- Written task
Below is a set of records; restate each one word for word.
========
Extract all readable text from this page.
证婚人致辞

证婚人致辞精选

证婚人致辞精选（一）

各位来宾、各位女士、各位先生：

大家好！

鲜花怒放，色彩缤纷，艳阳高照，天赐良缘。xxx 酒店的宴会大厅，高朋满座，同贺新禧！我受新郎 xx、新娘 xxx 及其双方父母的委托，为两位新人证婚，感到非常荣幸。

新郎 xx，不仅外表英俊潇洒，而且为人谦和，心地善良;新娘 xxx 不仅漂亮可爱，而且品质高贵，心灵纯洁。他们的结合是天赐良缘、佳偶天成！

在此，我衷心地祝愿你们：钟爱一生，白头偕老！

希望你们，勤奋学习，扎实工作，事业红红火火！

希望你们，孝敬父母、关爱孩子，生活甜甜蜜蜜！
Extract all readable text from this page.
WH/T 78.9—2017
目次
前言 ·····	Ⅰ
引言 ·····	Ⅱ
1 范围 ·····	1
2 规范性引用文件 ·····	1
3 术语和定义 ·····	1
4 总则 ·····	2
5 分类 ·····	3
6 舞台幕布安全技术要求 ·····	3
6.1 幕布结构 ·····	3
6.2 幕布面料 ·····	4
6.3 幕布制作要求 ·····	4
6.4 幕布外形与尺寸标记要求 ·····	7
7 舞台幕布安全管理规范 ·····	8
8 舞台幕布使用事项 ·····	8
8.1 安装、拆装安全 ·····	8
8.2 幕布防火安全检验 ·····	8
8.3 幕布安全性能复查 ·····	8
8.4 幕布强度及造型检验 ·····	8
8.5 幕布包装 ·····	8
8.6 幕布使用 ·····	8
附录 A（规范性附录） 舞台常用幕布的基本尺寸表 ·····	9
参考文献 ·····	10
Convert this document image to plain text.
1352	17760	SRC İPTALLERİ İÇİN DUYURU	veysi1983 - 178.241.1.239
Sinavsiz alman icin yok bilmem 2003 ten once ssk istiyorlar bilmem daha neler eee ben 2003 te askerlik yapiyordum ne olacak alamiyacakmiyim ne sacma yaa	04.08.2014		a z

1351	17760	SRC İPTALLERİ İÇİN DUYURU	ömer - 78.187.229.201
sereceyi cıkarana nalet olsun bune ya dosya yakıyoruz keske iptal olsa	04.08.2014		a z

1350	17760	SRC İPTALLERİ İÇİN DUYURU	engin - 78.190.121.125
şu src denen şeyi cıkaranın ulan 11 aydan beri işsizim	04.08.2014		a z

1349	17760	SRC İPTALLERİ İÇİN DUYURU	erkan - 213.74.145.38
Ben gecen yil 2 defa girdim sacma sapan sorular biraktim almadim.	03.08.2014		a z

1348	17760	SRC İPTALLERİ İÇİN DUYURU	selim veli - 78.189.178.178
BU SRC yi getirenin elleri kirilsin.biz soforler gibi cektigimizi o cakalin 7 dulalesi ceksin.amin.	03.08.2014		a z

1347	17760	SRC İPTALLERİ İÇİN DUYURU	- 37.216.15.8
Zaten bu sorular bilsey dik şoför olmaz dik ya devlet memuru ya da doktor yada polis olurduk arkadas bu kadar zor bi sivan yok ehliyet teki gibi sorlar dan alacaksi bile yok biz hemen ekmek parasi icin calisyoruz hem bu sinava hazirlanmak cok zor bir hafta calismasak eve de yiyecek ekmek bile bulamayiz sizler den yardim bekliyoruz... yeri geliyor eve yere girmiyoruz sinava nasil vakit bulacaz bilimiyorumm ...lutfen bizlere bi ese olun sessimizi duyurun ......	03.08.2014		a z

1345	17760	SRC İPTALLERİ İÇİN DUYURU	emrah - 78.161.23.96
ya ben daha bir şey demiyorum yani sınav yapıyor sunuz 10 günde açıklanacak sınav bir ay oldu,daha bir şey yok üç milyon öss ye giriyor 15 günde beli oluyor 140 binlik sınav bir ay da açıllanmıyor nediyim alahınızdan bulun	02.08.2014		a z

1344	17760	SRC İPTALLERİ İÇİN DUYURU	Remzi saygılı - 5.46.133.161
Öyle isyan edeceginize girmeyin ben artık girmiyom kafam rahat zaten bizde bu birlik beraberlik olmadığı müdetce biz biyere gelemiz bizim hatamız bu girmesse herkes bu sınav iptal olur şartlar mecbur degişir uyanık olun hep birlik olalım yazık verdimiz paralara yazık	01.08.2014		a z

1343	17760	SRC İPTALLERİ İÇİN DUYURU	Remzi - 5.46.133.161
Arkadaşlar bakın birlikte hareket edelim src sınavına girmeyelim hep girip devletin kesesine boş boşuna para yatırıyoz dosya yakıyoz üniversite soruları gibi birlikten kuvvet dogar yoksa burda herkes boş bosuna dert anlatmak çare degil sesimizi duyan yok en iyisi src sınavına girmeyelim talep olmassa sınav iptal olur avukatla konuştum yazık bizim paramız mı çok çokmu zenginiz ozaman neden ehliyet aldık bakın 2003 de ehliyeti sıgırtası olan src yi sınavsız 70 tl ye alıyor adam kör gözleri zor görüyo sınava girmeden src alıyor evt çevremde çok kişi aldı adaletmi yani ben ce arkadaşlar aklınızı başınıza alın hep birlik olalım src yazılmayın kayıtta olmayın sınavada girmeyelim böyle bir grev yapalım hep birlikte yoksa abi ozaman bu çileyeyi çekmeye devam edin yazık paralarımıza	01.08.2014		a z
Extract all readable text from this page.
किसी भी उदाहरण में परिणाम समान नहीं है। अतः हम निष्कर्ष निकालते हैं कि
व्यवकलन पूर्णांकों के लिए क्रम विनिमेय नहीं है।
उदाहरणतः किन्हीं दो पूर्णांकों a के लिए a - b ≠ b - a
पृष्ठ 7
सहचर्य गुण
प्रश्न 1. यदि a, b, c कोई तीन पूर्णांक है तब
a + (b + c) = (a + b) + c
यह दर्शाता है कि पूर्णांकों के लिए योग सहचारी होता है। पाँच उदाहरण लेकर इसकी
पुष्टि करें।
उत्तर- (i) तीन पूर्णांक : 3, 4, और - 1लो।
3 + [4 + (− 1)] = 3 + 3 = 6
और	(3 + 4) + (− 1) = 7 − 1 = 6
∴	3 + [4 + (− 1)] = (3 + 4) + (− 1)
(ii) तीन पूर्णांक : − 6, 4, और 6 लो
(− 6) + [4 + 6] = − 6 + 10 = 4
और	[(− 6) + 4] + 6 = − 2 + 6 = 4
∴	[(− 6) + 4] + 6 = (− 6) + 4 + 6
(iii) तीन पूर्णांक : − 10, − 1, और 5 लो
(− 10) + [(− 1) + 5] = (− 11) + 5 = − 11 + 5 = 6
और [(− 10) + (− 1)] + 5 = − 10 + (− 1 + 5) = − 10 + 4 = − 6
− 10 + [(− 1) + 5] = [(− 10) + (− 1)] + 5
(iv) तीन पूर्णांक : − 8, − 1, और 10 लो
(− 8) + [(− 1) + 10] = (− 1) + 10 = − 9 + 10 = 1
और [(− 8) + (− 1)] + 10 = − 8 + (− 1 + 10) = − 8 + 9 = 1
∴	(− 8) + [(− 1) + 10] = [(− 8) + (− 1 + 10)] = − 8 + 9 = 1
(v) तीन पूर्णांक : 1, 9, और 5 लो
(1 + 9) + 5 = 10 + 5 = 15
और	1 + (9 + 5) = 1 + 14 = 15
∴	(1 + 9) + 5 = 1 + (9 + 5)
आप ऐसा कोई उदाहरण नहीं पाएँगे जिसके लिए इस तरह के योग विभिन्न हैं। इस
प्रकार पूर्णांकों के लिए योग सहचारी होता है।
========
- Task response
Extract all readable text from this page.
证婚人致辞

证婚人致辞精选

证婚人致辞精选（一）

各位来宾、各位女士、各位先生：

大家好！

鲜花怒放，色彩缤纷，艳阳高照，天赐良缘。xxx 酒店的宴会大厅，高朋满座，同贺新禧！我受新郎 xx、新娘 xxx 及其双方父母的委托，为两位新人证婚，感到非常荣幸。

新郎 xx，不仅外表英俊潇洒，而且为人谦和，心地善良;新娘 xxx 不仅漂亮可爱，而且品质高贵，心灵纯洁。他们的结合是天赐良缘、佳偶天成！

在此，我衷心地祝愿你们：钟爱一生，白头偕老！

希望你们，勤奋学习，扎实工作，事业红红火火！

希望你们，孝敬父母、关爱孩子，生活甜甜蜜蜜！
Extract all readable text from this page.
WH/T 78.9—2017
目次
前言 ·····	Ⅰ
引言 ·····	Ⅱ
1 范围 ·····	1
2 规范性引用文件 ·····	1
3 术语和定义 ·····	1
4 总则 ·····	2
5 分类 ·····	3
6 舞台幕布安全技术要求 ·····	3
6.1 幕布结构 ·····	3
6.2 幕布面料 ·····	4
6.3 幕布制作要求 ·····	4
6.4 幕布外形与尺寸标记要求 ·····	7
7 舞台幕布安全管理规范 ·····	8
8 舞台幕布使用事项 ·····	8
8.1 安装、拆装安全 ·····	8
8.2 幕布防火安全检验 ·····	8
8.3 幕布安全性能复查 ·····	8
8.4 幕布强度及造型检验 ·····	8
8.5 幕布包装 ·····	8
8.6 幕布使用 ·····	8
附录 A（规范性附录） 舞台常用幕布的基本尺寸表 ·····	9
参考文献 ·····	10
Convert this document image to plain text.
1352	17760	SRC İPTALLERİ İÇİN DUYURU	veysi1983 - 178.241.1.239
Sinavsiz alman icin yok bilmem 2003 ten once ssk istiyorlar bilmem daha neler eee ben 2003 te askerlik yapiyordum ne olacak alamiyacakmiyim ne sacma yaa	04.08.2014		a z

1351	17760	SRC İPTALLERİ İÇİN DUYURU	ömer - 78.187.229.201
sereceyi cıkarana nalet olsun bune ya dosya yakıyoruz keske iptal olsa	04.08.2014		a z

1350	17760	SRC İPTALLERİ İÇİN DUYURU	engin - 78.190.121.125
şu src denen şeyi cıkaranın ulan 11 aydan beri işsizim	04.08.2014		a z

1349	17760	SRC İPTALLERİ İÇİN DUYURU	erkan - 213.74.145.38
Ben gecen yil 2 defa girdim sacma sapan sorular biraktim almadim.	03.08.2014		a z

1348	17760	SRC İPTALLERİ İÇİN DUYURU	selim veli - 78.189.178.178
BU SRC yi getirenin elleri kirilsin.biz soforler gibi cektigimizi o cakalin 7 dulalesi ceksin.amin.	03.08.2014		a z

1347	17760	SRC İPTALLERİ İÇİN DUYURU	- 37.216.15.8
Zaten bu sorular bilsey dik şoför olmaz dik ya devlet memuru ya da doktor yada polis olurduk arkadas bu kadar zor bi sivan yok ehliyet teki gibi sorlar dan alacaksi bile yok biz hemen ekmek parasi icin calisyoruz hem bu sinava hazirlanmak cok zor bir hafta calismasak eve de yiyecek ekmek bile bulamayiz sizler den yardim bekliyoruz... yeri geliyor eve yere girmiyoruz sinava nasil vakit bulacaz bilimiyorumm ...lutfen bizlere bi ese olun sessimizi duyurun ......	03.08.2014		a z

1345	17760	SRC İPTALLERİ İÇİN DUYURU	emrah - 78.161.23.96
ya ben daha bir şey demiyorum yani sınav yapıyor sunuz 10 günde açıklanacak sınav bir ay oldu,daha bir şey yok üç milyon öss ye giriyor 15 günde beli oluyor 140 binlik sınav bir ay da açıllanmıyor nediyim alahınızdan bulun	02.08.2014		a z

1344	17760	SRC İPTALLERİ İÇİN DUYURU	Remzi saygılı - 5.46.133.161
Öyle isyan edeceginize girmeyin ben artık girmiyom kafam rahat zaten bizde bu birlik beraberlik olmadığı müdetce biz biyere gelemiz bizim hatamız bu girmesse herkes bu sınav iptal olur şartlar mecbur degişir uyanık olun hep birlik olalım yazık verdimiz paralara yazık	01.08.2014		a z

1343	17760	SRC İPTALLERİ İÇİN DUYURU	Remzi - 5.46.133.161
Arkadaşlar bakın birlikte hareket edelim src sınavına girmeyelim hep girip devletin kesesine boş boşuna para yatırıyoz dosya yakıyoz üniversite soruları gibi birlikten kuvvet dogar yoksa burda herkes boş bosuna dert anlatmak çare degil sesimizi duyan yok en iyisi src sınavına girmeyelim talep olmassa sınav iptal olur avukatla konuştum yazık bizim paramız mı çok çokmu zenginiz ozaman neden ehliyet aldık bakın 2003 de ehliyeti sıgırtası olan src yi sınavsız 70 tl ye alıyor adam kör gözleri zor görüyo sınava girmeden src alıyor evt çevremde çok kişi aldı adaletmi yani ben ce arkadaşlar aklınızı başınıza alın hep birlik olalım src yazılmayın kayıtta olmayın sınavada girmeyelim böyle bir grev yapalım hep birlikte yoksa abi ozaman bu çileyeyi çekmeye devam edin yazık paralarımıza	01.08.2014		a z
Extract all readable text from this page.
किसी भी उदाहरण में परिणाम समान नहीं है। अतः हम निष्कर्ष निकालते हैं कि
व्यवकलन पूर्णांकों के लिए क्रम विनिमेय नहीं है।
उदाहरणतः किन्हीं दो पूर्णांकों a के लिए a - b ≠ b - a
पृष्ठ 7
सहचर्य गुण
प्रश्न 1. यदि a, b, c कोई तीन पूर्णांक है तब
a + (b + c) = (a + b) + c
यह दर्शाता है कि पूर्णांकों के लिए योग सहचारी होता है। पाँच उदाहरण लेकर इसकी
पुष्टि करें।
उत्तर- (i) तीन पूर्णांक : 3, 4, और - 1लो।
3 + [4 + (− 1)] = 3 + 3 = 6
और	(3 + 4) + (− 1) = 7 − 1 = 6
∴	3 + [4 + (− 1)] = (3 + 4) + (− 1)
(ii) तीन पूर्णांक : − 6, 4, और 6 लो
(− 6) + [4 + 6] = − 6 + 10 = 4
और	[(− 6) + 4] + 6 = − 2 + 6 = 4
∴	[(− 6) + 4] + 6 = (− 6) + 4 + 6
(iii) तीन पूर्णांक : − 10, − 1, और 5 लो
(− 10) + [(− 1) + 5] = (− 11) + 5 = − 11 + 5 = 6
और [(− 10) + (− 1)] + 5 = − 10 + (− 1 + 5) = − 10 + 4 = − 6
− 10 + [(− 1) + 5] = [(− 10) + (− 1)] + 5
(iv) तीन पूर्णांक : − 8, − 1, और 10 लो
(− 8) + [(− 1) + 10] = (− 1) + 10 = − 9 + 10 = 1
और [(− 8) + (− 1)] + 10 = − 8 + (− 1 + 10) = − 8 + 9 = 1
∴	(− 8) + [(− 1) + 10] = [(− 8) + (− 1 + 10)] = − 8 + 9 = 1
(v) तीन पूर्णांक : 1, 9, और 5 लो
(1 + 9) + 5 = 10 + 5 = 15
और	1 + (9 + 5) = 1 + 14 = 15
∴	(1 + 9) + 5 = 1 + (9 + 5)
आप ऐसा कोई उदाहरण नहीं पाएँगे जिसके लिए इस तरह के योग विभिन्न हैं। इस
प्रकार पूर्णांकों के लिए योग सहचारी होता है।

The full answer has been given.